### [Task prompt]
Update the material below by replacing "Rolling Std" with "Rolling Standard Deviation" wherever it occurs, keeping every other line unchanged, and omit the pictures from your version.

-- begin --

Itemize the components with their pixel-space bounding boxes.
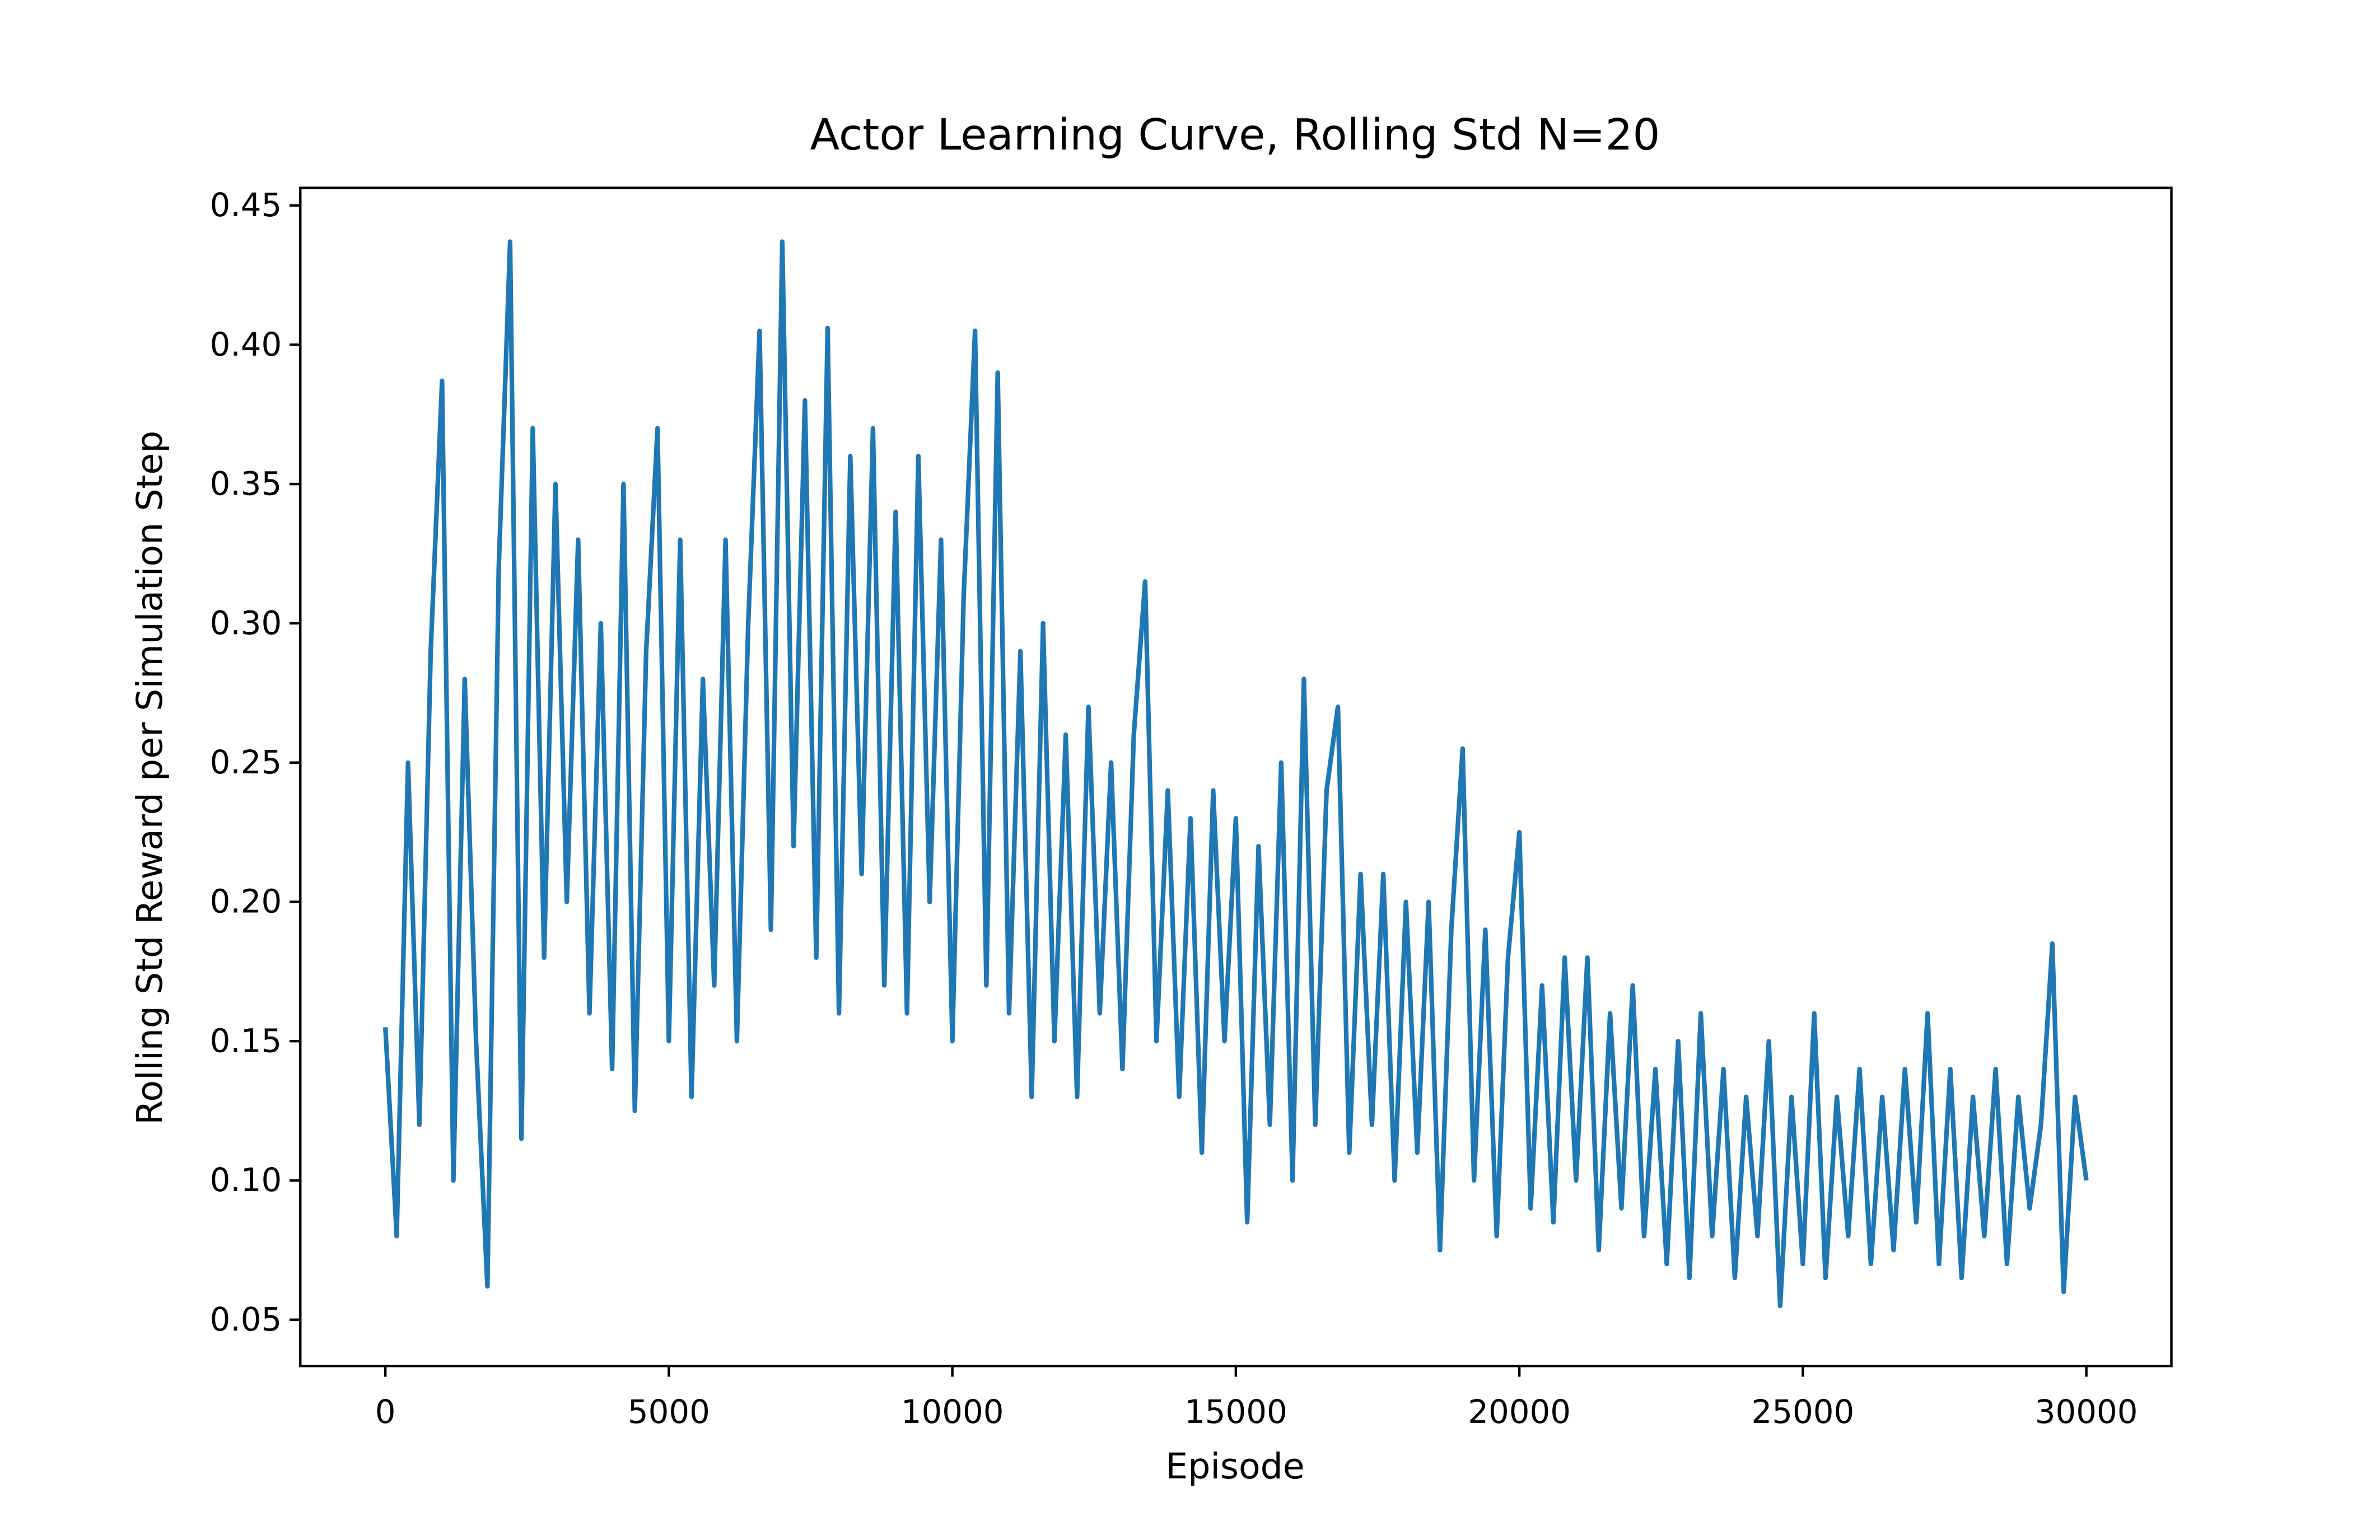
data-line: [383, 239, 2089, 1308]
y-tick-label: 0.40: [210, 325, 282, 363]
y-axis-label: Rolling Std Reward per Simulation Step: [129, 431, 170, 1125]
y-tick-label: 0.15: [210, 1021, 282, 1060]
x-axis-label: Episode: [1165, 1445, 1304, 1487]
plot-area: [383, 239, 2089, 1308]
x-tick-label: 20000: [1468, 1393, 1571, 1431]
y-tick-label: 0.20: [210, 883, 282, 921]
x-tick-label: 30000: [2035, 1393, 2138, 1431]
x-tick-label: 5000: [628, 1393, 710, 1431]
x-tick-label: 25000: [1752, 1393, 1855, 1431]
y-tick-label: 0.25: [210, 743, 282, 781]
x-tick-label: 0: [375, 1393, 396, 1431]
y-tick-label: 0.10: [210, 1161, 282, 1199]
y-tick-label: 0.35: [210, 465, 282, 503]
x-tick-label: 15000: [1184, 1393, 1287, 1431]
x-tick-label: 10000: [901, 1393, 1004, 1431]
chart-title: Actor Learning Curve, Rolling Std N=20: [810, 110, 1660, 160]
y-tick-label: 0.45: [210, 186, 282, 224]
y-tick-label: 0.05: [210, 1300, 282, 1338]
y-tick-label: 0.30: [210, 604, 282, 642]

-- end --

### [Full answer]
Itemize the components with their pixel-space bounding boxes.
data-line: [383, 239, 2089, 1308]
y-tick-label: 0.40: [210, 325, 282, 363]
y-axis-label: Rolling Standard Deviation Reward per Simulation Step: [129, 431, 170, 1125]
y-tick-label: 0.15: [210, 1021, 282, 1060]
x-axis-label: Episode: [1165, 1445, 1304, 1487]
plot-area: [383, 239, 2089, 1308]
x-tick-label: 20000: [1468, 1393, 1571, 1431]
y-tick-label: 0.20: [210, 883, 282, 921]
x-tick-label: 30000: [2035, 1393, 2138, 1431]
x-tick-label: 5000: [628, 1393, 710, 1431]
x-tick-label: 25000: [1752, 1393, 1855, 1431]
y-tick-label: 0.25: [210, 743, 282, 781]
x-tick-label: 0: [375, 1393, 396, 1431]
y-tick-label: 0.10: [210, 1161, 282, 1199]
y-tick-label: 0.35: [210, 465, 282, 503]
x-tick-label: 15000: [1184, 1393, 1287, 1431]
x-tick-label: 10000: [901, 1393, 1004, 1431]
chart-title: Actor Learning Curve, Rolling Standard Deviation N=20: [810, 110, 1660, 160]
y-tick-label: 0.45: [210, 186, 282, 224]
y-tick-label: 0.05: [210, 1300, 282, 1338]
y-tick-label: 0.30: [210, 604, 282, 642]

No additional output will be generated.